- **TASK PROMPT**
Check each line of the material. Copy those containing "Made".

- **RECORDS FOR PROCESSING**
Segment Open

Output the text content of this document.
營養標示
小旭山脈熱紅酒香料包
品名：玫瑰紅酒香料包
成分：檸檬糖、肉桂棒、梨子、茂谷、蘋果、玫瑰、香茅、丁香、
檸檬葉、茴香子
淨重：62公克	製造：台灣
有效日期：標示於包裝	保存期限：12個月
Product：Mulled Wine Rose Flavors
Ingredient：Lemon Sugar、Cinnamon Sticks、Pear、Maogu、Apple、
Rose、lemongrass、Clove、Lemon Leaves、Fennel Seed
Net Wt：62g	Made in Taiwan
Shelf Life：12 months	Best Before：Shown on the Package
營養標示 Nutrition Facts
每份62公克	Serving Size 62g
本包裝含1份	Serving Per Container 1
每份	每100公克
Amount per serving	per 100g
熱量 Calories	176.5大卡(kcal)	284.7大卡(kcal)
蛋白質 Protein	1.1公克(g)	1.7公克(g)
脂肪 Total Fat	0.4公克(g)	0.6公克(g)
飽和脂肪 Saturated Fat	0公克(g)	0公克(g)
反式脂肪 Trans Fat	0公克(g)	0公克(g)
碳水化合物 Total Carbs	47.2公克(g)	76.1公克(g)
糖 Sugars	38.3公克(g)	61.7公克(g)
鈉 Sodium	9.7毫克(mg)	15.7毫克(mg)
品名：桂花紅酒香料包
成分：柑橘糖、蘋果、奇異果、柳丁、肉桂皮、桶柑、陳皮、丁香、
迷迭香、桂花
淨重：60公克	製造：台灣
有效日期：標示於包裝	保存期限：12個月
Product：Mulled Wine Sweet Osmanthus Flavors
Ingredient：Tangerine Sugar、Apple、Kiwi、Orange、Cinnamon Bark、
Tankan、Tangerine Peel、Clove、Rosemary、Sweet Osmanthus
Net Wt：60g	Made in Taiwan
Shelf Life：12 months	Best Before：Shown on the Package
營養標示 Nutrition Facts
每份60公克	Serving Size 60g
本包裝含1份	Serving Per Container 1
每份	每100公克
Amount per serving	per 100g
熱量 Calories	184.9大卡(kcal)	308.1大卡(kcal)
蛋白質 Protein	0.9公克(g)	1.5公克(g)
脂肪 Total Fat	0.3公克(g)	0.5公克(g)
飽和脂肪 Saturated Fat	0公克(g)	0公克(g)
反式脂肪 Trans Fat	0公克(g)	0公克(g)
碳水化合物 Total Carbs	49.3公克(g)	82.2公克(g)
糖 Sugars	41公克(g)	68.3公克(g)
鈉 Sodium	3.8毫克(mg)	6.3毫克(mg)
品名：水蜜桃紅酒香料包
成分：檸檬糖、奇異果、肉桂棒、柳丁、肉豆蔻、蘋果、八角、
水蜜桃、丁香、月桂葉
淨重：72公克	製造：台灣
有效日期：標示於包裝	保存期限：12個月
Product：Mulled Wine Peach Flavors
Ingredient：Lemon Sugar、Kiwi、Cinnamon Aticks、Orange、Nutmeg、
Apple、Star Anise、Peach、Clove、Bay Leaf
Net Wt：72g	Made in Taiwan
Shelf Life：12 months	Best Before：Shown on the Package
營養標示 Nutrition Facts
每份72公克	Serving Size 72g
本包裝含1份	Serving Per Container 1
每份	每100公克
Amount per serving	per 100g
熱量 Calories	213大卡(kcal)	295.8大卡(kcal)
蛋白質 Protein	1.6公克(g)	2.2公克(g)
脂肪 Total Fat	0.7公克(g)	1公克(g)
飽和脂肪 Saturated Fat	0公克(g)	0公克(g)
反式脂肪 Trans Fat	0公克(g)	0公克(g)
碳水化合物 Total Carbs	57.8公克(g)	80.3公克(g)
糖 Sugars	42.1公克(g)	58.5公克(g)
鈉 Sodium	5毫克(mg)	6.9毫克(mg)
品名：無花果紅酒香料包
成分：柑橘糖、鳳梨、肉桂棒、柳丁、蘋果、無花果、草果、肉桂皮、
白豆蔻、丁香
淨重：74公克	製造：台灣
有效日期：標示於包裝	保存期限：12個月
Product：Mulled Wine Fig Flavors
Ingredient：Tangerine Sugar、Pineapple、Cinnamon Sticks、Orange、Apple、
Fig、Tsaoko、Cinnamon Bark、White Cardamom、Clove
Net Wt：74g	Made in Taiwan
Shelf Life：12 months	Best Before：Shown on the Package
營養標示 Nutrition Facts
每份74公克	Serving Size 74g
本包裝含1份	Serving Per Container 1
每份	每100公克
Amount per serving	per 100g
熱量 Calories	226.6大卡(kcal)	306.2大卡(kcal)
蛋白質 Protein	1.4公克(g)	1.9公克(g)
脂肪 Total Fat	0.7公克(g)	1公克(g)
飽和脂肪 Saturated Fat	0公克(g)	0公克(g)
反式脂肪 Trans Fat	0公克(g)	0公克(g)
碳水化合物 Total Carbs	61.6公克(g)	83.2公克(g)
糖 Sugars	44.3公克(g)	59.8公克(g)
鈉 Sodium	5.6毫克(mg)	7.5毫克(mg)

Segment Closed

- **RESPONSE AREA**
Net Wt：62g	Made in Taiwan
Net Wt：60g	Made in Taiwan
Net Wt：72g	Made in Taiwan
Net Wt：74g	Made in Taiwan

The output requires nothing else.